Start of DATA SUPPLIED

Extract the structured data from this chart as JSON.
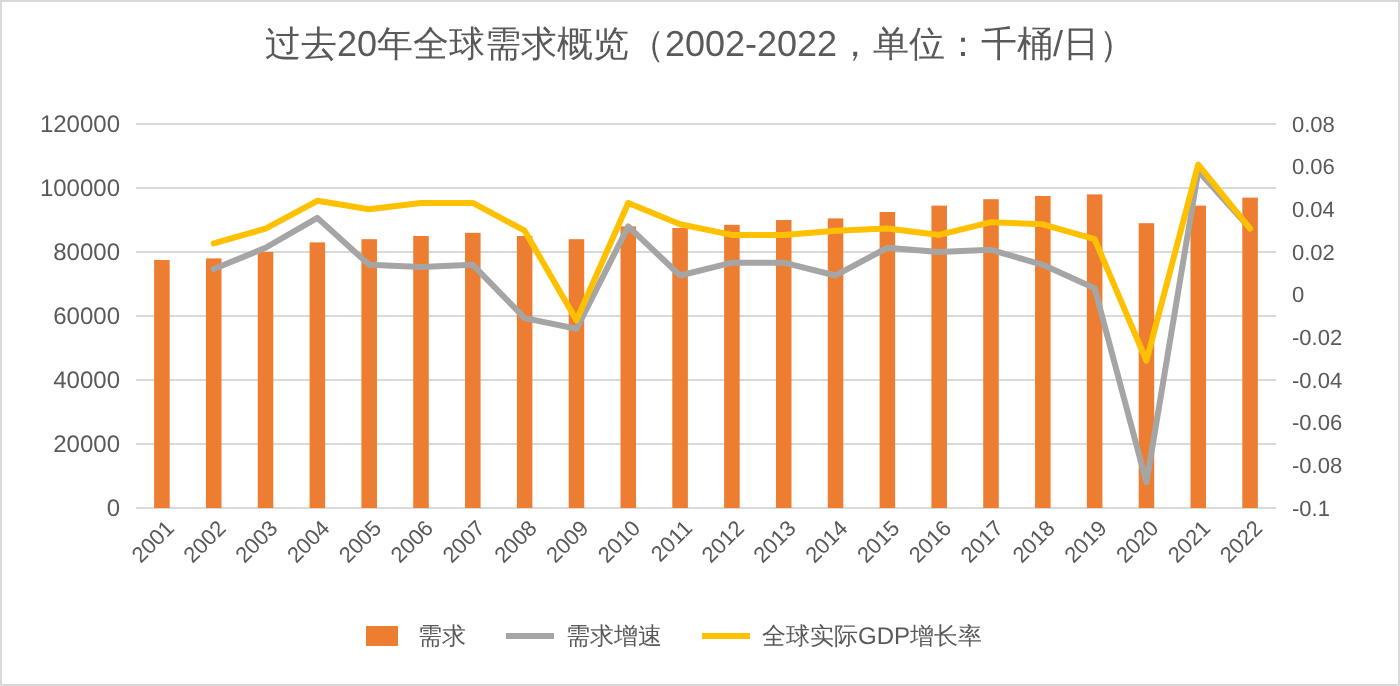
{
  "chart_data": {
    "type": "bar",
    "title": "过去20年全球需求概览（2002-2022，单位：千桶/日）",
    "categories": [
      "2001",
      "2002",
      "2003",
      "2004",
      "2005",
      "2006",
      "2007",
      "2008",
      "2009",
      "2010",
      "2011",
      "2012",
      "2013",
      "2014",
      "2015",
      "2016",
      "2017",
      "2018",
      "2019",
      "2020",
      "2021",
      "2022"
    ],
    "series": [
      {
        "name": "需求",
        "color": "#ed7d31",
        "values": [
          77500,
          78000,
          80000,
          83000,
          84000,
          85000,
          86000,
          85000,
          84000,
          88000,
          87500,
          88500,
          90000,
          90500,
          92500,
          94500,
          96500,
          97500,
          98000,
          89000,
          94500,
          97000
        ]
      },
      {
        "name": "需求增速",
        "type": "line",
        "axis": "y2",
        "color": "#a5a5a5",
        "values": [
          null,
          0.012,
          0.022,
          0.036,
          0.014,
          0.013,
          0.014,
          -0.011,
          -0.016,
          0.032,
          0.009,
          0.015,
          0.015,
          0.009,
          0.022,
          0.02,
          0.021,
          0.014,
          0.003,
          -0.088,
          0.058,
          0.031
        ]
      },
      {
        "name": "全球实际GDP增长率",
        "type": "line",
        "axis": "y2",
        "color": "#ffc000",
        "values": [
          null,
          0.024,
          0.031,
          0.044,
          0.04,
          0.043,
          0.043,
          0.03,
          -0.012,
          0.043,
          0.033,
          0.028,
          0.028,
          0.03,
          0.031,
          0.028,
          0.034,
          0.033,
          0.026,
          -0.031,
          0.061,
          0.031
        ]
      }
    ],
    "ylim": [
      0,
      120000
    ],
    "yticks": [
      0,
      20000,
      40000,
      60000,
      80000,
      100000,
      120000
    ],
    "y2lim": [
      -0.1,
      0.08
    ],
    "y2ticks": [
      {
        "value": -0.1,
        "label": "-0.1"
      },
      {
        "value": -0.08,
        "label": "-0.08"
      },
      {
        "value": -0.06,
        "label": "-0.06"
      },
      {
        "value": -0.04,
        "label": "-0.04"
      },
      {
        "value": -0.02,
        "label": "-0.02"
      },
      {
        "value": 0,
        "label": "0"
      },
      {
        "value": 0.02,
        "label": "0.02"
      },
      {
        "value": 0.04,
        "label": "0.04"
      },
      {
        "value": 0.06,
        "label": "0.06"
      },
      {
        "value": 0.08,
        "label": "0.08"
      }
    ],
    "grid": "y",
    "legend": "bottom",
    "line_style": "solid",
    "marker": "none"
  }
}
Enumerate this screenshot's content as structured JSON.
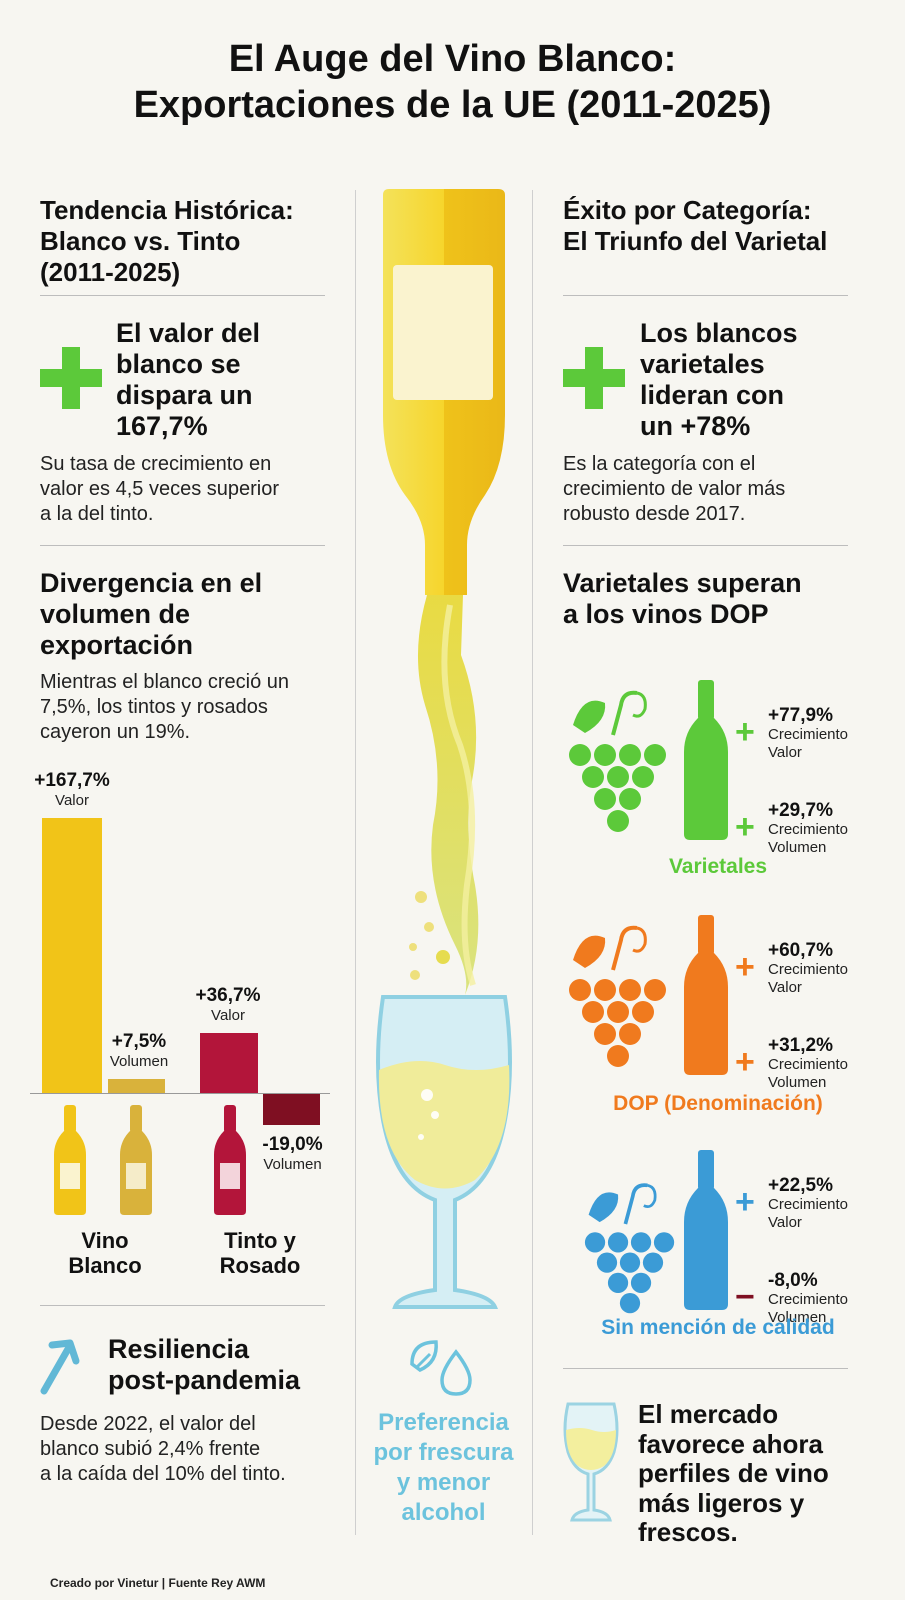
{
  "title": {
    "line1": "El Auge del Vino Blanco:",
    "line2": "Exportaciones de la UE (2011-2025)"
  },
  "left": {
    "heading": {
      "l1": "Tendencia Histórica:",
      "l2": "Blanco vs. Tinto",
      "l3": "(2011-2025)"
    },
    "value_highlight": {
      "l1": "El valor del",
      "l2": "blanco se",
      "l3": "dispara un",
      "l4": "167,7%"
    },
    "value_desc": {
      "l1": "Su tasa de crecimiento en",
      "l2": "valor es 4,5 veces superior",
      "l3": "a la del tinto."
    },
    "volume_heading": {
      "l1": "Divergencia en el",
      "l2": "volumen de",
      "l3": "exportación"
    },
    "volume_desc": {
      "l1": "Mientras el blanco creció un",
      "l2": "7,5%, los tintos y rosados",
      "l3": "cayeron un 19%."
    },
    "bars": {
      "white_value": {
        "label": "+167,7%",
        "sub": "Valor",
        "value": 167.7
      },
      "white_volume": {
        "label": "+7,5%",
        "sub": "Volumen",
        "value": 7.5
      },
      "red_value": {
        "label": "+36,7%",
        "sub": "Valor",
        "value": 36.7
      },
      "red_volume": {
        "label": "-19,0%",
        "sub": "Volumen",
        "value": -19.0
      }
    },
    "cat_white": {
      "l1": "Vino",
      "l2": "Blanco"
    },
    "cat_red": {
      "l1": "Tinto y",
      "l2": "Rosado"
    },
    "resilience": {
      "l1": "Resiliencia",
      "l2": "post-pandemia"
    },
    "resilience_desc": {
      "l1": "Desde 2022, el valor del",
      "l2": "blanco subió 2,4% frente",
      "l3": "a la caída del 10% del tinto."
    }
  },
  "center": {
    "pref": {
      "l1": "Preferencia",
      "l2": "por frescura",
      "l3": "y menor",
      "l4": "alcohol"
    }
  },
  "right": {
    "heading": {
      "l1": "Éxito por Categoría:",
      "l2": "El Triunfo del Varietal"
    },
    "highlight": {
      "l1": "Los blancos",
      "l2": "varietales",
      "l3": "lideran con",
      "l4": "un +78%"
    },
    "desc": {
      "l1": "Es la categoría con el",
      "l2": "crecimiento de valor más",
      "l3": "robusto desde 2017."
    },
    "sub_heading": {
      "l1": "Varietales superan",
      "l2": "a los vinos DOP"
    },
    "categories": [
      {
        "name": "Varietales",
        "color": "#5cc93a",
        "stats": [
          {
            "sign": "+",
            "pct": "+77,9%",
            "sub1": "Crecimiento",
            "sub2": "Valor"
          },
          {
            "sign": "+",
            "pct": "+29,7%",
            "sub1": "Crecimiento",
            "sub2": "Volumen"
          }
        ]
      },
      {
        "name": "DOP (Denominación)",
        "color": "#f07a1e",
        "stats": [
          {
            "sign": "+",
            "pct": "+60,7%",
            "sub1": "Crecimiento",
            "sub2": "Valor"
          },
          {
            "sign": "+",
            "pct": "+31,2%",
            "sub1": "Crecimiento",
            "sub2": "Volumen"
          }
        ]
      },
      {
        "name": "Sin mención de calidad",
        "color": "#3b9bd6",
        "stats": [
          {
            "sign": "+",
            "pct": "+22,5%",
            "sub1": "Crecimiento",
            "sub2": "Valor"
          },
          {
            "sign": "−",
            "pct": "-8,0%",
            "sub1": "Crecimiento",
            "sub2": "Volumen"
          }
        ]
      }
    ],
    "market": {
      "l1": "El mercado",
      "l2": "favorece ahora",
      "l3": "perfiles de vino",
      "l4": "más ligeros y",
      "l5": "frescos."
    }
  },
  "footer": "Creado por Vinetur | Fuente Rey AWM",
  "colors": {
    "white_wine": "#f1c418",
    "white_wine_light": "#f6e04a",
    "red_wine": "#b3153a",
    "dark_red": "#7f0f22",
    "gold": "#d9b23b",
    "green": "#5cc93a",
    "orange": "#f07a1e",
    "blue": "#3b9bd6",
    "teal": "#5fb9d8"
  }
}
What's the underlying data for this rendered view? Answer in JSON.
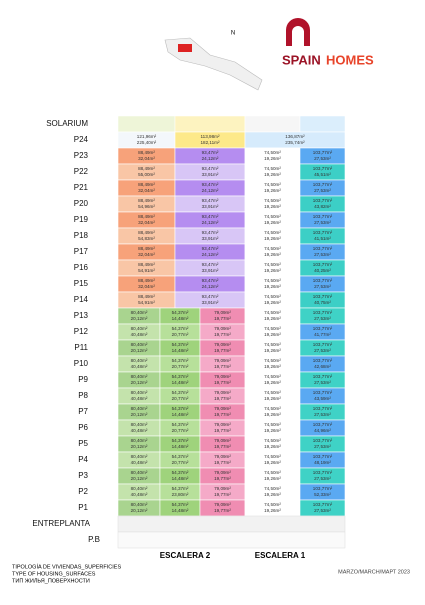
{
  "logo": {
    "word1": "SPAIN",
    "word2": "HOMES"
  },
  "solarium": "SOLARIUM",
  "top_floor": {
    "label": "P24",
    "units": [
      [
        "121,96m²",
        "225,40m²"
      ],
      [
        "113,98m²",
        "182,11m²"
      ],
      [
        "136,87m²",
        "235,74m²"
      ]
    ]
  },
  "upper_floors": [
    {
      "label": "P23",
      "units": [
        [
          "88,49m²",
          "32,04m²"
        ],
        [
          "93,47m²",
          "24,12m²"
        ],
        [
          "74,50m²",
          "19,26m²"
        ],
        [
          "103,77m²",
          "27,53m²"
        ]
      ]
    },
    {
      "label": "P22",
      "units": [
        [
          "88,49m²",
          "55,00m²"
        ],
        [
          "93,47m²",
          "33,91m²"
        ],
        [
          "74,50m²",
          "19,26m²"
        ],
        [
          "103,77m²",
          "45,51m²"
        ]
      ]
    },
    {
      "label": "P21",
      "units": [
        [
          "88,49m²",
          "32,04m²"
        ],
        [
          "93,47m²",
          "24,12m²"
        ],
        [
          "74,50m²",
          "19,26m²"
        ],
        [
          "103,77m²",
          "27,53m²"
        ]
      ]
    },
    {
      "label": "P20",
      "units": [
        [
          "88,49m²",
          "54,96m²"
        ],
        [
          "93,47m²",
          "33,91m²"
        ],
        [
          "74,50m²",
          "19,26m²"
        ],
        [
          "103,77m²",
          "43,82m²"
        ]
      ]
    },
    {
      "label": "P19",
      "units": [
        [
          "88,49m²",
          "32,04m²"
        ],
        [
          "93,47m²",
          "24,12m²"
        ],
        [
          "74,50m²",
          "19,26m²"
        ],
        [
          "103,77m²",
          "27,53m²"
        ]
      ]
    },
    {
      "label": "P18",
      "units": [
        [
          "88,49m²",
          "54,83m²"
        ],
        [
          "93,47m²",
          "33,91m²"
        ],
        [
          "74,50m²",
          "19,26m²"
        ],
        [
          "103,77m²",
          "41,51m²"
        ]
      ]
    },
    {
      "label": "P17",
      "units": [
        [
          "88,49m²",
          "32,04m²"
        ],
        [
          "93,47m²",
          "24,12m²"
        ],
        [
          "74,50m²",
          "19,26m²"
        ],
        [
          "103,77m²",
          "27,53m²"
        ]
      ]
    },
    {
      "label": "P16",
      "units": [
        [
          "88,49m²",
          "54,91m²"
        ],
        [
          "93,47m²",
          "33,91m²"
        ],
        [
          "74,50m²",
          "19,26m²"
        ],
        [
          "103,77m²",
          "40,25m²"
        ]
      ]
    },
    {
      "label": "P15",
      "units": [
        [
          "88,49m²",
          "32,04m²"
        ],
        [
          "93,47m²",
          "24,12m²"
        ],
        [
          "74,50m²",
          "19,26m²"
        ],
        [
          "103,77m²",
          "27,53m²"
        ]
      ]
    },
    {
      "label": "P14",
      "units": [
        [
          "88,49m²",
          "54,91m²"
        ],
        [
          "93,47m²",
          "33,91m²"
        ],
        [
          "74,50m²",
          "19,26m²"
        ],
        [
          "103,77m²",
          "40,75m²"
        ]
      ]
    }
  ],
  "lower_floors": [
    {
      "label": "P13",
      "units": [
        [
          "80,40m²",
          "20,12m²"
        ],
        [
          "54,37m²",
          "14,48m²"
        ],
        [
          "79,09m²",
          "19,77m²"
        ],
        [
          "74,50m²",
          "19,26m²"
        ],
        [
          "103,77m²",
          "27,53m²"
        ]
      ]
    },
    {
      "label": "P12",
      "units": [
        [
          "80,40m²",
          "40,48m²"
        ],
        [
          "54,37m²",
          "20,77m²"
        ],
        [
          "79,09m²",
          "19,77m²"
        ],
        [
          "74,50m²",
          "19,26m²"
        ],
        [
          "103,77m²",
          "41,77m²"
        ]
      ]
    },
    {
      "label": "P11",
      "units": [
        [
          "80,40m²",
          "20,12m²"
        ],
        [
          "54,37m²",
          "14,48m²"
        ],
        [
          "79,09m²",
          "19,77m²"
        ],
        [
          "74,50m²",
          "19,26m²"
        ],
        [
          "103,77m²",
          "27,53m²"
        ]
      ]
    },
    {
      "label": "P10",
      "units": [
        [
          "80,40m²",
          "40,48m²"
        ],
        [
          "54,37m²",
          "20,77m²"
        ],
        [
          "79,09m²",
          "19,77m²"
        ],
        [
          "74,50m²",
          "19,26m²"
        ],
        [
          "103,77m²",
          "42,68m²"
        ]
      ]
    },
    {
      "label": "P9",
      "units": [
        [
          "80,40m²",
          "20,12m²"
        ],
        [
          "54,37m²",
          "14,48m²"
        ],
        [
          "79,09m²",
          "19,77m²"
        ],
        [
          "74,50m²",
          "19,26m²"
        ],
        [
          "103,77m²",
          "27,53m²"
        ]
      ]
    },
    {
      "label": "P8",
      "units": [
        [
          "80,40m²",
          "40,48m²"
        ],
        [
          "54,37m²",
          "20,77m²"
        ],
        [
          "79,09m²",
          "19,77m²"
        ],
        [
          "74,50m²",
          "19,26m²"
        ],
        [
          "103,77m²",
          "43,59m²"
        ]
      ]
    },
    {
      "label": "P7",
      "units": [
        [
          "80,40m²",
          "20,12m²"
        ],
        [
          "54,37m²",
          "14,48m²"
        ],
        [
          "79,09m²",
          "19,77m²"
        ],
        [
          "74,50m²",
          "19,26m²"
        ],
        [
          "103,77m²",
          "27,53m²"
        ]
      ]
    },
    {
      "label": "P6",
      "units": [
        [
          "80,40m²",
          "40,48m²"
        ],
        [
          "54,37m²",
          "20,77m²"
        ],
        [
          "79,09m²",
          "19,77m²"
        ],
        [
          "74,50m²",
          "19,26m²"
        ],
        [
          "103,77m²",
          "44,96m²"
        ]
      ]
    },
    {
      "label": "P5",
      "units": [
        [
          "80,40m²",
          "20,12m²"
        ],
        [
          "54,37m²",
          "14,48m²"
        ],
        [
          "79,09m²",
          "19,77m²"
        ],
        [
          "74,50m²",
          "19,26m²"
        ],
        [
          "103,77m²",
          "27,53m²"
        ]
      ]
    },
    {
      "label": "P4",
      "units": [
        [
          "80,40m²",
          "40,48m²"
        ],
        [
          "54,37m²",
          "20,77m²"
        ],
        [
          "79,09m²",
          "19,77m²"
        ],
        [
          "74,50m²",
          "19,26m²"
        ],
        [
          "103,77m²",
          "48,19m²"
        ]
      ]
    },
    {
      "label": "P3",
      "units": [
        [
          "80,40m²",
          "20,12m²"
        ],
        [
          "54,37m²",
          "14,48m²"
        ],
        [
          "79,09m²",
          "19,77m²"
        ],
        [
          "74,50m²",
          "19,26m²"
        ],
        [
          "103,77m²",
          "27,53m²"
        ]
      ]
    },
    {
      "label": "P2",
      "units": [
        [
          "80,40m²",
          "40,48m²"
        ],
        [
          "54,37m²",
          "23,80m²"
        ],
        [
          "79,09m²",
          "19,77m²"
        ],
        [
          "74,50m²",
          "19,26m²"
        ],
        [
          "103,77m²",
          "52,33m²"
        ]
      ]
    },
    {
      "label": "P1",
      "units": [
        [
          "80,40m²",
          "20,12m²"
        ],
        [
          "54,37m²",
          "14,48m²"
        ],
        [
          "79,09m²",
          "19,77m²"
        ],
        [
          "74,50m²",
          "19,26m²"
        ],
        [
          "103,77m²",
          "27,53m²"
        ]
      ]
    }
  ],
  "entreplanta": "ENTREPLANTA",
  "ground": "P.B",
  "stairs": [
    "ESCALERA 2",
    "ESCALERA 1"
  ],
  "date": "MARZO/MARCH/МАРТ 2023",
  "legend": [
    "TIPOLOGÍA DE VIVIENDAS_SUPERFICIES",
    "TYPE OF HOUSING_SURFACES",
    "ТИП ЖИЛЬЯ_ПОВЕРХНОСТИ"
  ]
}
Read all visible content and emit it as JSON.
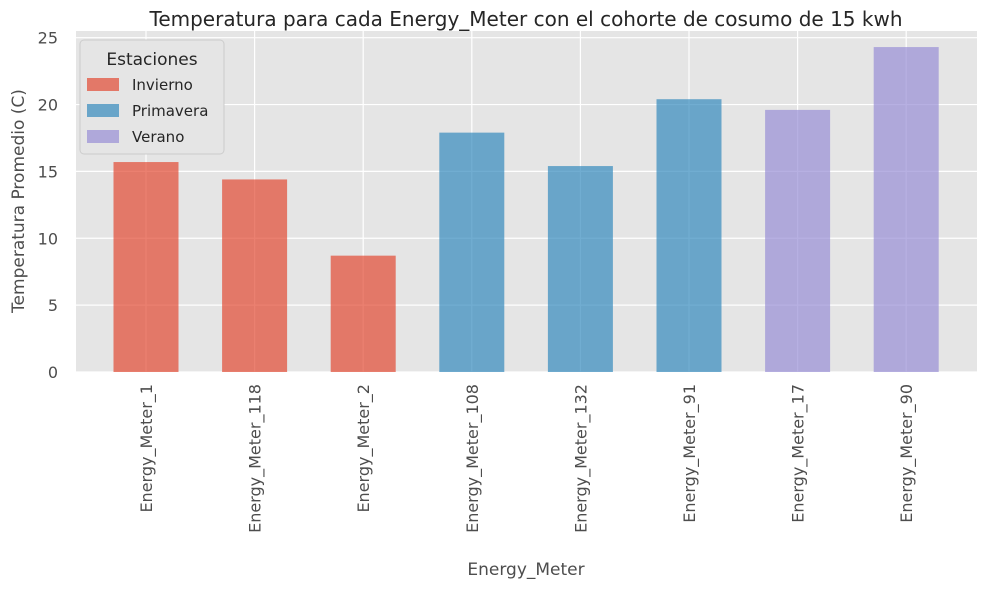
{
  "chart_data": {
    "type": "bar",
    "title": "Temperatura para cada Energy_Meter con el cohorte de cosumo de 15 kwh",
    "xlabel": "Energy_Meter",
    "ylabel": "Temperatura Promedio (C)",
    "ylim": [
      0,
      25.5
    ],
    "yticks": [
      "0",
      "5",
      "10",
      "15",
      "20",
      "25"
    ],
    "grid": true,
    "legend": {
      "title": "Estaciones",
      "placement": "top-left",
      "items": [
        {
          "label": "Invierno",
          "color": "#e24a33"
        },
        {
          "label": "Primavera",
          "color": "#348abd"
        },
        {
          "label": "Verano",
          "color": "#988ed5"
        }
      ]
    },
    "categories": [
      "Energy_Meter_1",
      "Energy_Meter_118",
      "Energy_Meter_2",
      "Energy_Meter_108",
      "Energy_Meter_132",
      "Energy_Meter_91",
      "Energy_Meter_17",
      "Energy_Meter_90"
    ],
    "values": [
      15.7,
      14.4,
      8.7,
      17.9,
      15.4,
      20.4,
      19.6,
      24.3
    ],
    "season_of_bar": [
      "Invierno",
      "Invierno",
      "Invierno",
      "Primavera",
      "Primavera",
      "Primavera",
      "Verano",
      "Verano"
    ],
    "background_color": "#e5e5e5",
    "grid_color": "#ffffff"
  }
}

End of DATA SUPPLIED

# STATED TASK
From the entries above, copy out every line where the string "name" appears.

# SOLUTION TO THIS TASK
        "name": "需求",
        "name": "需求增速",
        "name": "全球实际GDP增长率",
        "name": "Varietales",
        "name": "DOP (Denominación)",
        "name": "Sin mención de calidad",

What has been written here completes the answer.